Source data
== == ==

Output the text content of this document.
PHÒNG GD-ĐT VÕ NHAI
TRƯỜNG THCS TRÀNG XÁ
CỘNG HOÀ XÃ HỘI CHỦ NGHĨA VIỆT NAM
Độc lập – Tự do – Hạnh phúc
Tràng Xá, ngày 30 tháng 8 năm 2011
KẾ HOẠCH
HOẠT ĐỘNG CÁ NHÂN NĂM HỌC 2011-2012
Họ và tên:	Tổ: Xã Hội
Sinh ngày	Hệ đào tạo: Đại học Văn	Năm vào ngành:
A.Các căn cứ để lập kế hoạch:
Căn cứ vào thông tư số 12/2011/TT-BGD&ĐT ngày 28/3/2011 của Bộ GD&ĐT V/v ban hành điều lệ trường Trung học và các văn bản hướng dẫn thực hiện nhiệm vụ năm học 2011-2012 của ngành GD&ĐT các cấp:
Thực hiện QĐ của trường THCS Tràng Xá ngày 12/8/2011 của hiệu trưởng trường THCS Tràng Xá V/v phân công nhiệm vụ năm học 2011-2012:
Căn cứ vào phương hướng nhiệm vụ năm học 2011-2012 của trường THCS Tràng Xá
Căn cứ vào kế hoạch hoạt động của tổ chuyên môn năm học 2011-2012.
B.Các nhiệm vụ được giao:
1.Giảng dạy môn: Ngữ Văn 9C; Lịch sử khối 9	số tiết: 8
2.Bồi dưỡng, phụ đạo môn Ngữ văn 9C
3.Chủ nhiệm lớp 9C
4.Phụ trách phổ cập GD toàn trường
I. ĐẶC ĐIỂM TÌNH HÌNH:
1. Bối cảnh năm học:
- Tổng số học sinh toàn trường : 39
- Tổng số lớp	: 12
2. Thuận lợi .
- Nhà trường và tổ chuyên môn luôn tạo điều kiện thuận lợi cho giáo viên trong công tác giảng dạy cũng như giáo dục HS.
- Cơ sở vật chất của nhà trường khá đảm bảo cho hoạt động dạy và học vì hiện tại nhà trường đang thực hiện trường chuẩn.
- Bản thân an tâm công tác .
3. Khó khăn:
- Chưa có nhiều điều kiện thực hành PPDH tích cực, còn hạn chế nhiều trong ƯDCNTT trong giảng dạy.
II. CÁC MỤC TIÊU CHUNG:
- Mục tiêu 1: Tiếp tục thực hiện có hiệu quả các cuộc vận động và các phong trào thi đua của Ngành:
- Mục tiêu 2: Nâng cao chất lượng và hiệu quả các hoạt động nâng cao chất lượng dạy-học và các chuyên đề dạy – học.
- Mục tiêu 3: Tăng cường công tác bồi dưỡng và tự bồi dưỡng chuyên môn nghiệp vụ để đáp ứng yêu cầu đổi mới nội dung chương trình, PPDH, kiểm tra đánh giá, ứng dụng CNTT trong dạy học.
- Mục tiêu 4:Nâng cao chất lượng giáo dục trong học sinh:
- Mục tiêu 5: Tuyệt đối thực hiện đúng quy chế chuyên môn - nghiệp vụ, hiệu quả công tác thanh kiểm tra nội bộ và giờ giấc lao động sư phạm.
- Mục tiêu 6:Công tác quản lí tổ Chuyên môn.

== == ==

Given problem:
Quote all the records exactly, please, leaving none out.

Right answer:
Output the text content of this document.
PHÒNG GD-ĐT VÕ NHAI
TRƯỜNG THCS TRÀNG XÁ
CỘNG HOÀ XÃ HỘI CHỦ NGHĨA VIỆT NAM
Độc lập – Tự do – Hạnh phúc
Tràng Xá, ngày 30 tháng 8 năm 2011
KẾ HOẠCH
HOẠT ĐỘNG CÁ NHÂN NĂM HỌC 2011-2012
Họ và tên:	Tổ: Xã Hội
Sinh ngày	Hệ đào tạo: Đại học Văn	Năm vào ngành:
A.Các căn cứ để lập kế hoạch:
Căn cứ vào thông tư số 12/2011/TT-BGD&ĐT ngày 28/3/2011 của Bộ GD&ĐT V/v ban hành điều lệ trường Trung học và các văn bản hướng dẫn thực hiện nhiệm vụ năm học 2011-2012 của ngành GD&ĐT các cấp:
Thực hiện QĐ của trường THCS Tràng Xá ngày 12/8/2011 của hiệu trưởng trường THCS Tràng Xá V/v phân công nhiệm vụ năm học 2011-2012:
Căn cứ vào phương hướng nhiệm vụ năm học 2011-2012 của trường THCS Tràng Xá
Căn cứ vào kế hoạch hoạt động của tổ chuyên môn năm học 2011-2012.
B.Các nhiệm vụ được giao:
1.Giảng dạy môn: Ngữ Văn 9C; Lịch sử khối 9	số tiết: 8
2.Bồi dưỡng, phụ đạo môn Ngữ văn 9C
3.Chủ nhiệm lớp 9C
4.Phụ trách phổ cập GD toàn trường
I. ĐẶC ĐIỂM TÌNH HÌNH:
1. Bối cảnh năm học:
- Tổng số học sinh toàn trường : 39
- Tổng số lớp	: 12
2. Thuận lợi .
- Nhà trường và tổ chuyên môn luôn tạo điều kiện thuận lợi cho giáo viên trong công tác giảng dạy cũng như giáo dục HS.
- Cơ sở vật chất của nhà trường khá đảm bảo cho hoạt động dạy và học vì hiện tại nhà trường đang thực hiện trường chuẩn.
- Bản thân an tâm công tác .
3. Khó khăn:
- Chưa có nhiều điều kiện thực hành PPDH tích cực, còn hạn chế nhiều trong ƯDCNTT trong giảng dạy.
II. CÁC MỤC TIÊU CHUNG:
- Mục tiêu 1: Tiếp tục thực hiện có hiệu quả các cuộc vận động và các phong trào thi đua của Ngành:
- Mục tiêu 2: Nâng cao chất lượng và hiệu quả các hoạt động nâng cao chất lượng dạy-học và các chuyên đề dạy – học.
- Mục tiêu 3: Tăng cường công tác bồi dưỡng và tự bồi dưỡng chuyên môn nghiệp vụ để đáp ứng yêu cầu đổi mới nội dung chương trình, PPDH, kiểm tra đánh giá, ứng dụng CNTT trong dạy học.
- Mục tiêu 4:Nâng cao chất lượng giáo dục trong học sinh:
- Mục tiêu 5: Tuyệt đối thực hiện đúng quy chế chuyên môn - nghiệp vụ, hiệu quả công tác thanh kiểm tra nội bộ và giờ giấc lao động sư phạm.
- Mục tiêu 6:Công tác quản lí tổ Chuyên môn.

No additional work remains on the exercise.